Problem => Do not copy the pictures; transcribe all other material exactly.

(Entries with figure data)
--- Start ---
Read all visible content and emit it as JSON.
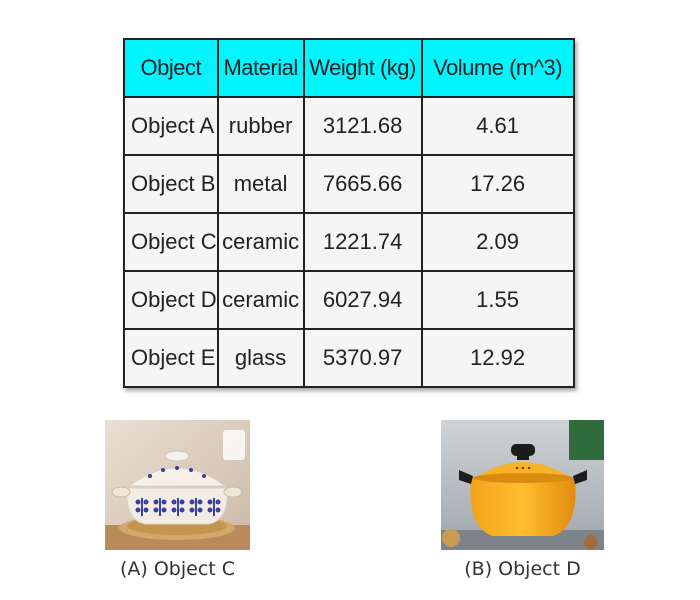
{
  "table": {
    "headers": [
      "Object",
      "Material",
      "Weight (kg)",
      "Volume (m^3)"
    ],
    "rows": [
      [
        "Object A",
        "rubber",
        "3121.68",
        "4.61"
      ],
      [
        "Object B",
        "metal",
        "7665.66",
        "17.26"
      ],
      [
        "Object C",
        "ceramic",
        "1221.74",
        "2.09"
      ],
      [
        "Object D",
        "ceramic",
        "6027.94",
        "1.55"
      ],
      [
        "Object E",
        "glass",
        "5370.97",
        "12.92"
      ]
    ]
  },
  "images": [
    {
      "caption": "(A) Object C",
      "icon": "ceramic-pot-photo"
    },
    {
      "caption": "(B) Object D",
      "icon": "orange-pot-photo"
    }
  ],
  "colors": {
    "header_bg": "#00f5ff",
    "cell_bg": "#f5f5f5",
    "border": "#222222"
  }
}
--- End ---
Result =>
Read all visible content and emit it as JSON.
{
  "table": {
    "headers": [
      "Object",
      "Material",
      "Weight (kg)",
      "Volume (m^3)"
    ],
    "rows": [
      [
        "Object A",
        "rubber",
        "3121.68",
        "4.61"
      ],
      [
        "Object B",
        "metal",
        "7665.66",
        "17.26"
      ],
      [
        "Object C",
        "ceramic",
        "1221.74",
        "2.09"
      ],
      [
        "Object D",
        "ceramic",
        "6027.94",
        "1.55"
      ],
      [
        "Object E",
        "glass",
        "5370.97",
        "12.92"
      ]
    ]
  },
  "images": [
    {
      "caption": "(A) Object C",
      "icon": "ceramic-pot-photo"
    },
    {
      "caption": "(B) Object D",
      "icon": "orange-pot-photo"
    }
  ],
  "colors": {
    "header_bg": "#00f5ff",
    "cell_bg": "#f5f5f5",
    "border": "#222222"
  }
}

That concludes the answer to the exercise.